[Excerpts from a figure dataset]

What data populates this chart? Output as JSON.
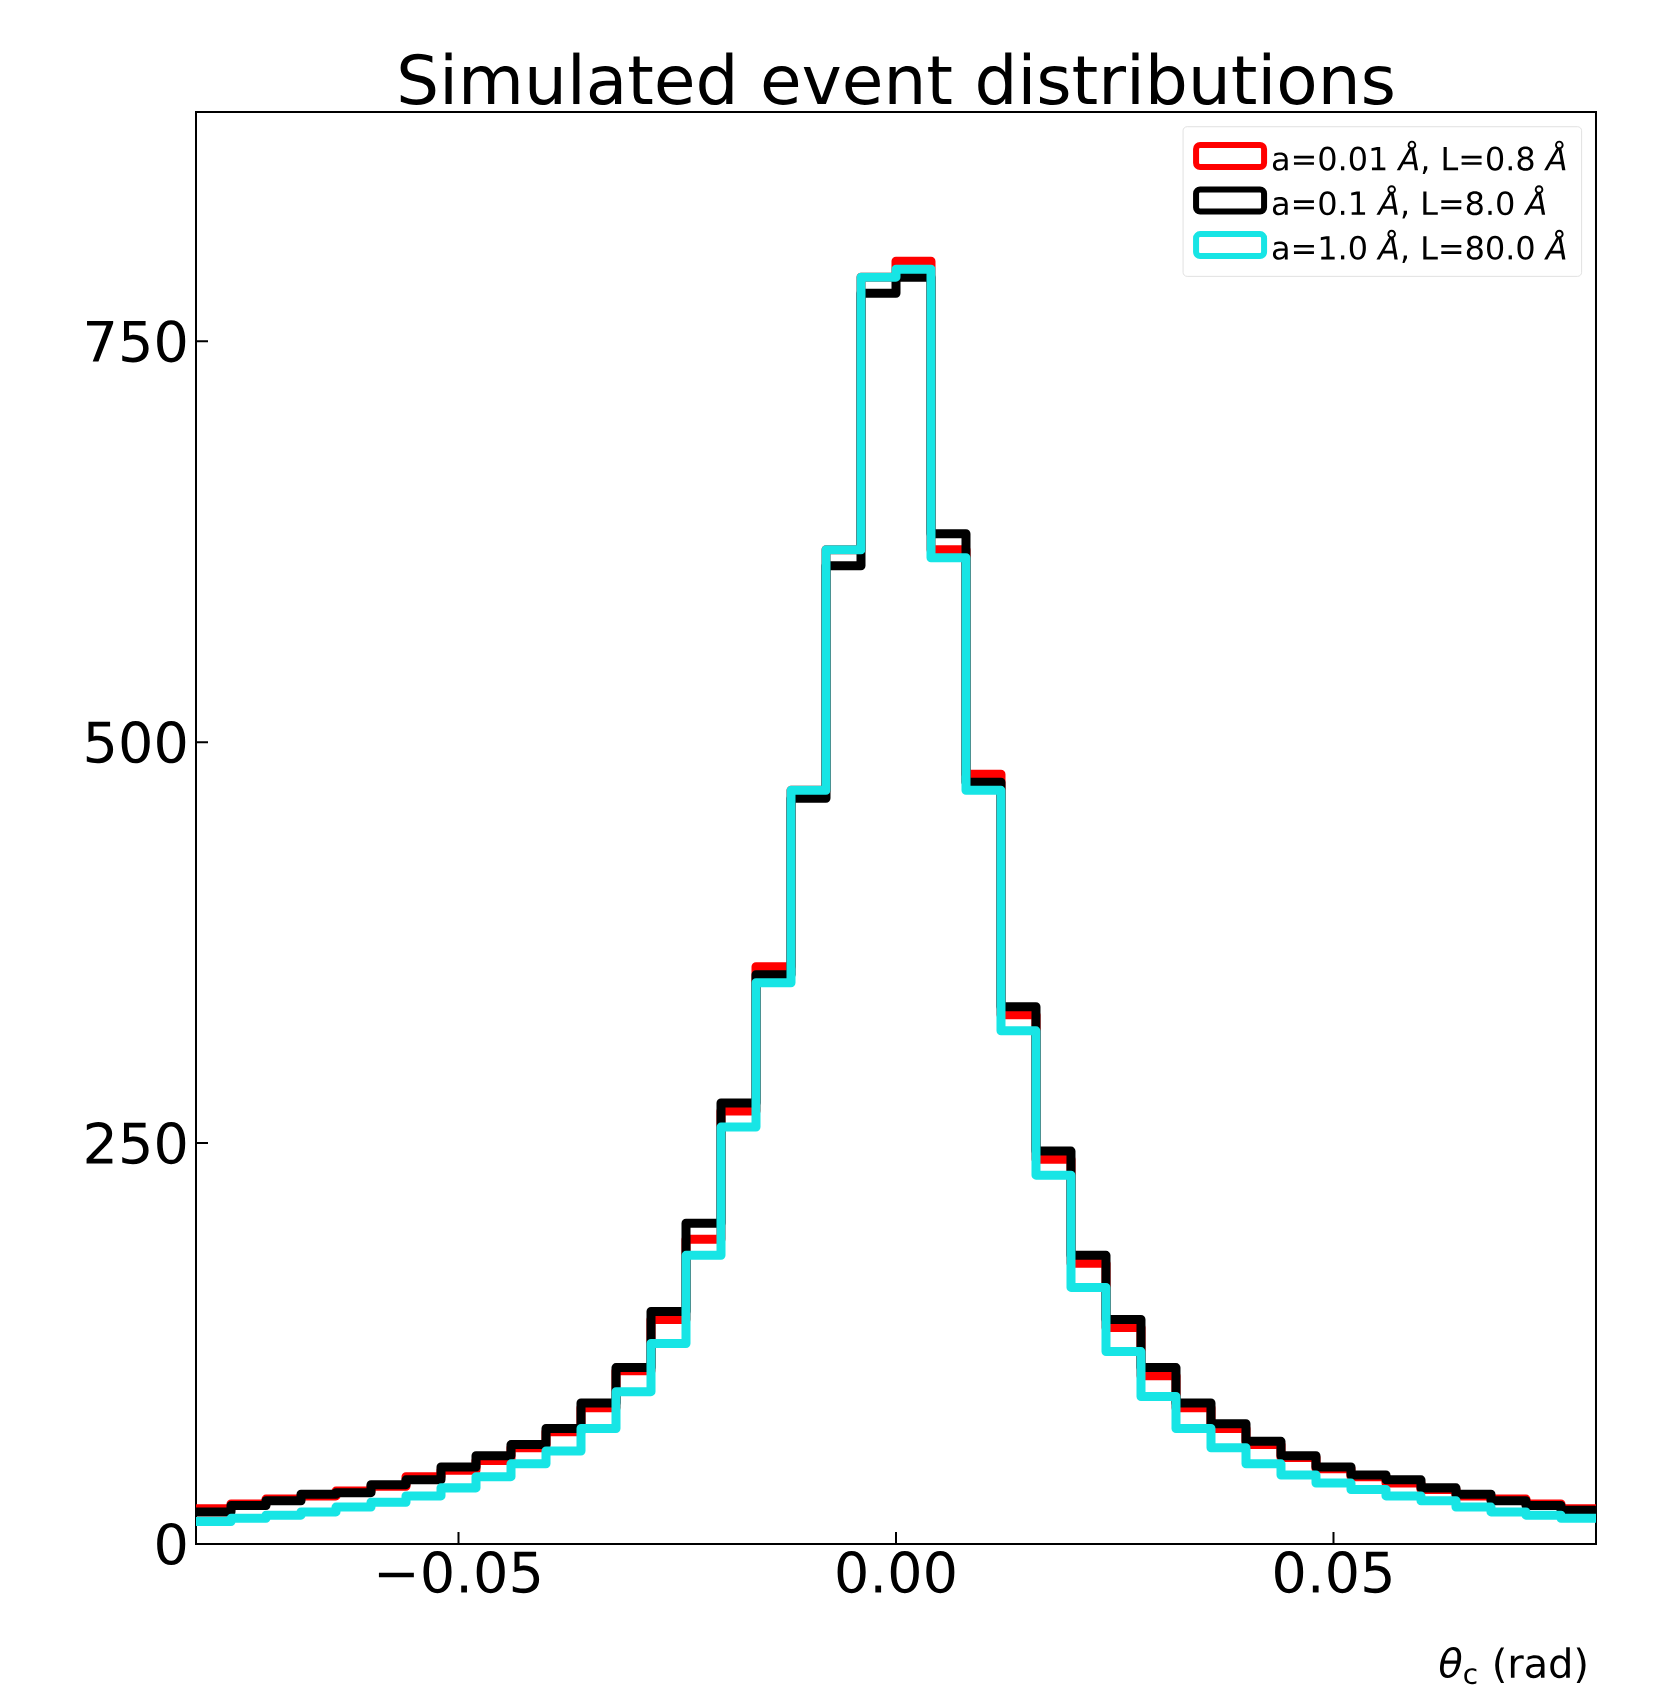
{
  "chart_data": {
    "type": "histogram",
    "title": "Simulated event distributions",
    "xlabel": "*θ*$_{c}$ (rad)",
    "bins": [
      -0.08,
      -0.076,
      -0.072,
      -0.068,
      -0.064,
      -0.06,
      -0.056,
      -0.052,
      -0.048,
      -0.044,
      -0.04,
      -0.036,
      -0.032,
      -0.028,
      -0.024,
      -0.02,
      -0.016,
      -0.012,
      -0.008,
      -0.004,
      0,
      0.004,
      0.008,
      0.012,
      0.016,
      0.02,
      0.024,
      0.028,
      0.032,
      0.036,
      0.04,
      0.044,
      0.048,
      0.052,
      0.056,
      0.06,
      0.064,
      0.068,
      0.072,
      0.076,
      0.08
    ],
    "series": [
      {
        "name": "a=0.01 *Å*, L=0.8 *Å*",
        "color": "#ff0000",
        "values": [
          22,
          25,
          28,
          30,
          33,
          36,
          42,
          46,
          52,
          60,
          70,
          85,
          108,
          140,
          190,
          270,
          360,
          470,
          620,
          790,
          800,
          620,
          480,
          330,
          240,
          175,
          135,
          105,
          85,
          72,
          62,
          54,
          47,
          42,
          38,
          34,
          30,
          28,
          25,
          22
        ]
      },
      {
        "name": "a=0.1 *Å*, L=8.0 *Å*",
        "color": "#000000",
        "values": [
          20,
          24,
          27,
          31,
          32,
          37,
          40,
          48,
          55,
          62,
          72,
          88,
          110,
          145,
          200,
          275,
          355,
          465,
          610,
          780,
          790,
          630,
          475,
          335,
          245,
          180,
          140,
          110,
          88,
          75,
          64,
          55,
          48,
          43,
          40,
          35,
          31,
          27,
          24,
          21
        ]
      },
      {
        "name": "a=1.0 *Å*, L=80.0 *Å*",
        "color": "#17e5e5",
        "values": [
          14,
          16,
          18,
          20,
          23,
          26,
          30,
          35,
          42,
          50,
          58,
          72,
          95,
          125,
          180,
          260,
          350,
          470,
          620,
          790,
          795,
          615,
          470,
          320,
          230,
          160,
          120,
          92,
          72,
          60,
          50,
          43,
          38,
          34,
          30,
          27,
          23,
          20,
          18,
          16
        ]
      }
    ],
    "xlim": [
      -0.08,
      0.08
    ],
    "ylim": [
      0,
      893
    ],
    "xticks": [
      {
        "value": -0.05,
        "label": "−0.05"
      },
      {
        "value": 0,
        "label": "0.00"
      },
      {
        "value": 0.05,
        "label": "0.05"
      }
    ],
    "yticks": [
      0,
      250,
      500,
      750
    ],
    "legend": "top right",
    "grid": false
  }
}
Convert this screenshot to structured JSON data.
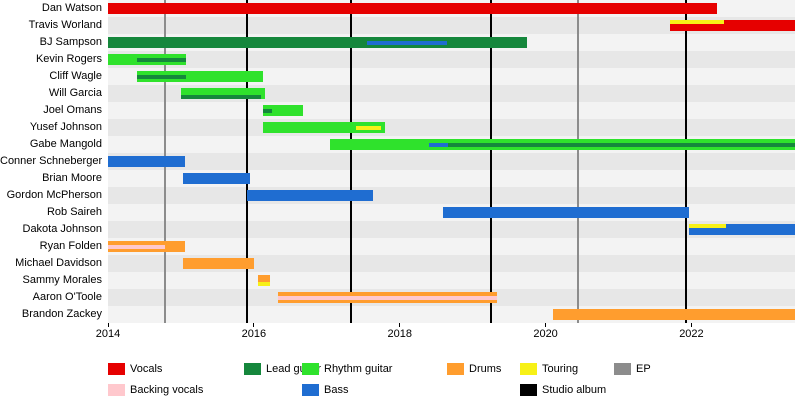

• **YOUR OBJECTIVE**
In the entries above, find every line with the word "name" and list it.

• **TASK SOLUTION**
        "name": "a=0.01 *Å*, L=0.8 *Å*",
        "name": "a=0.1 *Å*, L=8.0 *Å*",
        "name": "a=1.0 *Å*, L=80.0 *Å*",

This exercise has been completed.